• _Aim of the task_
Show all lines from the data that include the word "label".

• _Given data_

## BEGIN

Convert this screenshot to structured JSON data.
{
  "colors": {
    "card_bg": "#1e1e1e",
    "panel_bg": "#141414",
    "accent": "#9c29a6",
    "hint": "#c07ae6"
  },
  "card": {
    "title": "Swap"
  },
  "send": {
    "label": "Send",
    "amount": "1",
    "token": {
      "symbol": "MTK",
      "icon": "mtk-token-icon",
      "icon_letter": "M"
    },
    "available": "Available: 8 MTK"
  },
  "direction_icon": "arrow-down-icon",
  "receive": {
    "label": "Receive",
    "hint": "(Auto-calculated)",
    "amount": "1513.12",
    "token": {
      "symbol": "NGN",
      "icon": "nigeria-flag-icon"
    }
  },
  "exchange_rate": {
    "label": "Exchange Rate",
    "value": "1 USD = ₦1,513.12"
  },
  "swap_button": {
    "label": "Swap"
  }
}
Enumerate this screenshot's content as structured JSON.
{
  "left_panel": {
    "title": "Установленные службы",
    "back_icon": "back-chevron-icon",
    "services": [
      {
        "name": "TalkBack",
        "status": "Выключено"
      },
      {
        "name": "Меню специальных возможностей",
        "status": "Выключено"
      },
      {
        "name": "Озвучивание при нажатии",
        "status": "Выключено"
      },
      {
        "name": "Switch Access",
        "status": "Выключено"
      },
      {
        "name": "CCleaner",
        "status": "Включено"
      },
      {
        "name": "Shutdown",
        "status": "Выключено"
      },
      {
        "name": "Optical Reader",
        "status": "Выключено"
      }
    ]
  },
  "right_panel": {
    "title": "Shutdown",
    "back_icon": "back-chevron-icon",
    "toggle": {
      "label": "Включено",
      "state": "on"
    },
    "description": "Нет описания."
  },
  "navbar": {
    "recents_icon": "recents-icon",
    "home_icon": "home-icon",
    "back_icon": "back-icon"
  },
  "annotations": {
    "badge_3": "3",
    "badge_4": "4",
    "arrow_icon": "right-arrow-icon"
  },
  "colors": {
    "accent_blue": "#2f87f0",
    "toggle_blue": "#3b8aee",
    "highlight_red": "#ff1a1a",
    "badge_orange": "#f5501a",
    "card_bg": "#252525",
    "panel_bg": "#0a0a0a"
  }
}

## END

• _Expected answer_
    "label": "Send",
    "label": "Receive",
    "label": "Exchange Rate",
    "label": "Swap"
      "label": "Включено",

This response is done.